**WORK TO DO**
Images do not belong in the copy. Retype all the entries below exactly.
※ ※ ※
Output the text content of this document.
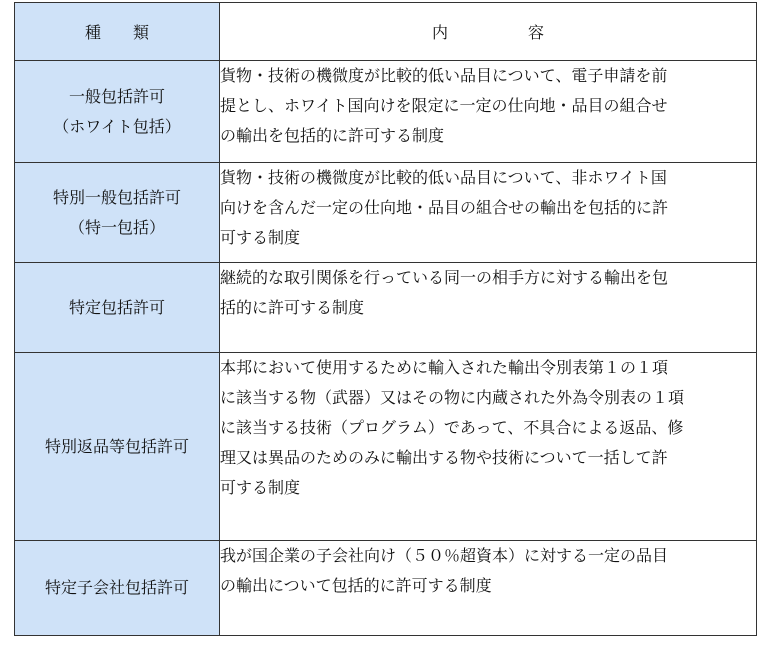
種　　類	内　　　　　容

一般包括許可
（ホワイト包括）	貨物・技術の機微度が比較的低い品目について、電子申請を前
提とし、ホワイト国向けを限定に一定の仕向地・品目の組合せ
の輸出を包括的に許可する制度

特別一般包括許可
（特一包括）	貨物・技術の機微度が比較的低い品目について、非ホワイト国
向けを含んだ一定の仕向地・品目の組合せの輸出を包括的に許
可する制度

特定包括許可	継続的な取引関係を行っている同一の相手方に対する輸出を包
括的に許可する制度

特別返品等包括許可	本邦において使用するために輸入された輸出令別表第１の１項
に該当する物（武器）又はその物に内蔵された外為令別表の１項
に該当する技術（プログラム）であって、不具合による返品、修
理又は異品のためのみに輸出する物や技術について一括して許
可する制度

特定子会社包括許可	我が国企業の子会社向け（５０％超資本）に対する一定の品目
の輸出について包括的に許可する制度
※ ※ ※
**PROBLEM SOLUTION**
Output the text content of this document.
種　　類	内　　　　　容

一般包括許可
（ホワイト包括）	貨物・技術の機微度が比較的低い品目について、電子申請を前
提とし、ホワイト国向けを限定に一定の仕向地・品目の組合せ
の輸出を包括的に許可する制度

特別一般包括許可
（特一包括）	貨物・技術の機微度が比較的低い品目について、非ホワイト国
向けを含んだ一定の仕向地・品目の組合せの輸出を包括的に許
可する制度

特定包括許可	継続的な取引関係を行っている同一の相手方に対する輸出を包
括的に許可する制度

特別返品等包括許可	本邦において使用するために輸入された輸出令別表第１の１項
に該当する物（武器）又はその物に内蔵された外為令別表の１項
に該当する技術（プログラム）であって、不具合による返品、修
理又は異品のためのみに輸出する物や技術について一括して許
可する制度

特定子会社包括許可	我が国企業の子会社向け（５０％超資本）に対する一定の品目
の輸出について包括的に許可する制度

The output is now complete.